Set problem.
Make an exact copy of the entries below with the pictures removed.

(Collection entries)

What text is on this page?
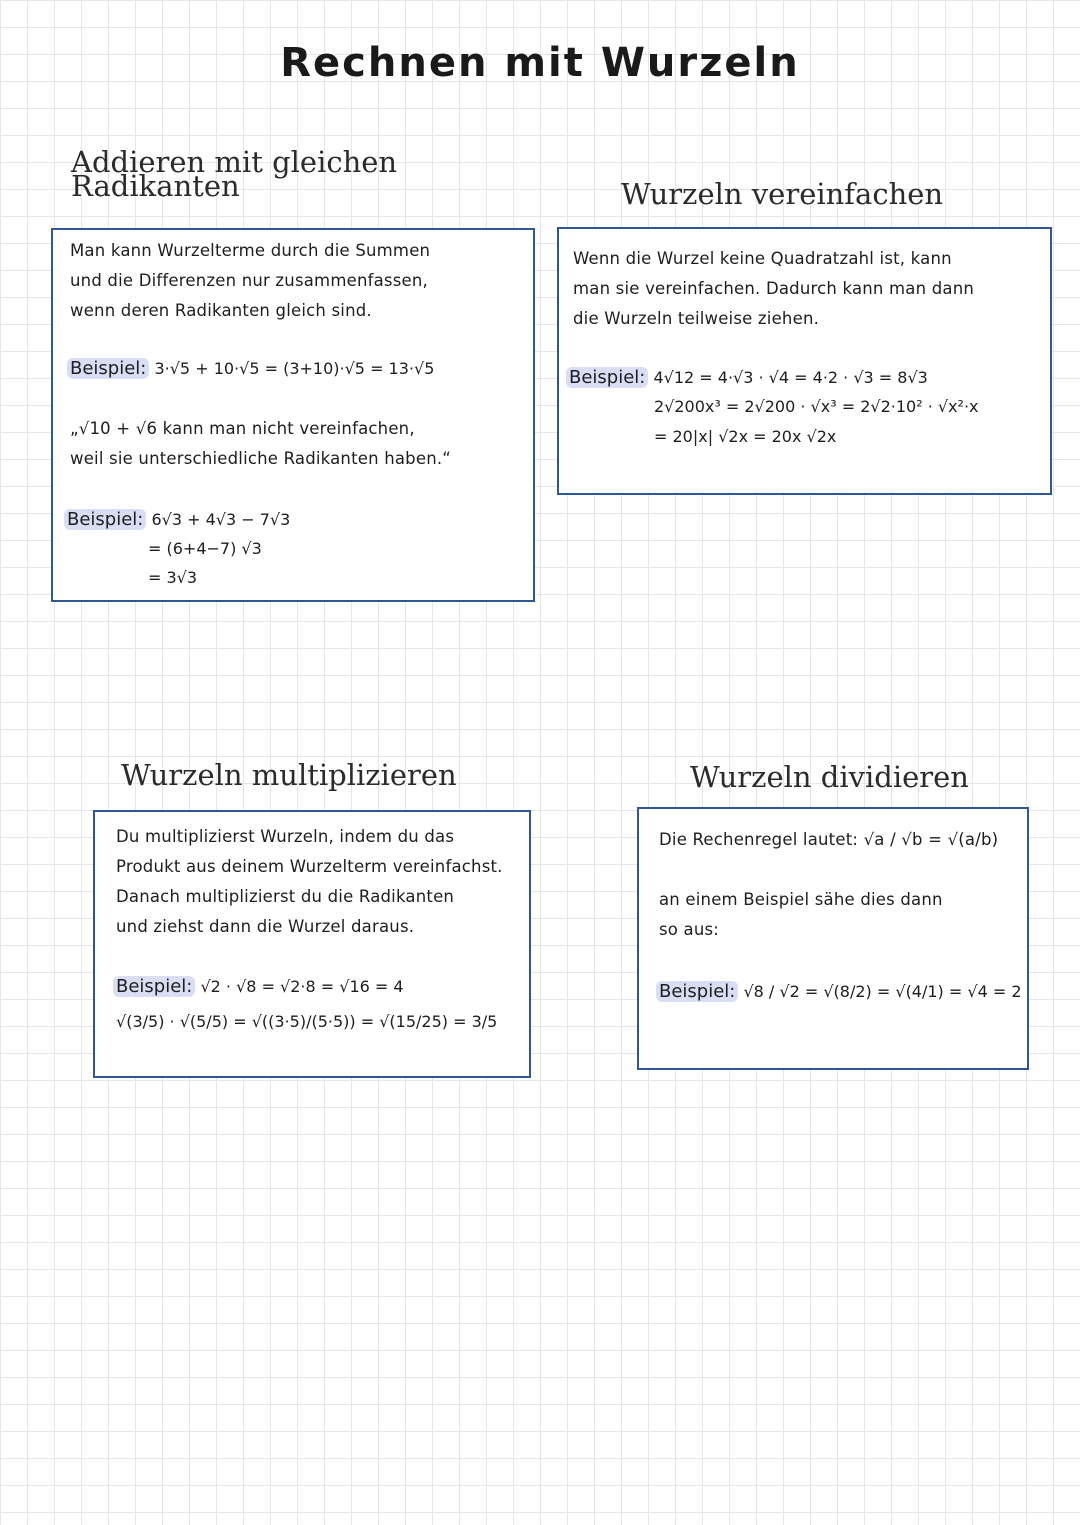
Rechnen mit Wurzeln
Addieren mit gleichen
Radikanten
Man kann Wurzelterme durch die Summen
und die Differenzen nur zusammenfassen,
wenn deren Radikanten gleich sind.
Beispiel: 3·√5 + 10·√5 = (3+10)·√5 = 13·√5
„√10 + √6 kann man nicht vereinfachen,
weil sie unterschiedliche Radikanten haben.“
Beispiel: 6√3 + 4√3 − 7√3
= (6+4−7) √3
= 3√3
Wurzeln vereinfachen
Wenn die Wurzel keine Quadratzahl ist, kann
man sie vereinfachen. Dadurch kann man dann
die Wurzeln teilweise ziehen.
Beispiel: 4√12 = 4·√3 · √4 = 4·2 · √3 = 8√3
2√200x³ = 2√200 · √x³ = 2√2·10² · √x²·x
= 20|x| √2x = 20x √2x
Wurzeln multiplizieren
Du multiplizierst Wurzeln, indem du das
Produkt aus deinem Wurzelterm vereinfachst.
Danach multiplizierst du die Radikanten
und ziehst dann die Wurzel daraus.
Beispiel: √2 · √8 = √2·8 = √16 = 4
√(3/5) · √(5/5) = √((3·5)/(5·5)) = √(15/25) = 3/5
Wurzeln dividieren
Die Rechenregel lautet: √a / √b = √(a/b)
an einem Beispiel sähe dies dann
so aus:
Beispiel: √8 / √2 = √(8/2) = √(4/1) = √4 = 2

The solution.
What text is on this page?
Rechnen mit Wurzeln
Addieren mit gleichen
Radikanten
Man kann Wurzelterme durch die Summen
und die Differenzen nur zusammenfassen,
wenn deren Radikanten gleich sind.
Beispiel: 3·√5 + 10·√5 = (3+10)·√5 = 13·√5
„√10 + √6 kann man nicht vereinfachen,
weil sie unterschiedliche Radikanten haben.“
Beispiel: 6√3 + 4√3 − 7√3
= (6+4−7) √3
= 3√3
Wurzeln vereinfachen
Wenn die Wurzel keine Quadratzahl ist, kann
man sie vereinfachen. Dadurch kann man dann
die Wurzeln teilweise ziehen.
Beispiel: 4√12 = 4·√3 · √4 = 4·2 · √3 = 8√3
2√200x³ = 2√200 · √x³ = 2√2·10² · √x²·x
= 20|x| √2x = 20x √2x
Wurzeln multiplizieren
Du multiplizierst Wurzeln, indem du das
Produkt aus deinem Wurzelterm vereinfachst.
Danach multiplizierst du die Radikanten
und ziehst dann die Wurzel daraus.
Beispiel: √2 · √8 = √2·8 = √16 = 4
√(3/5) · √(5/5) = √((3·5)/(5·5)) = √(15/25) = 3/5
Wurzeln dividieren
Die Rechenregel lautet: √a / √b = √(a/b)
an einem Beispiel sähe dies dann
so aus:
Beispiel: √8 / √2 = √(8/2) = √(4/1) = √4 = 2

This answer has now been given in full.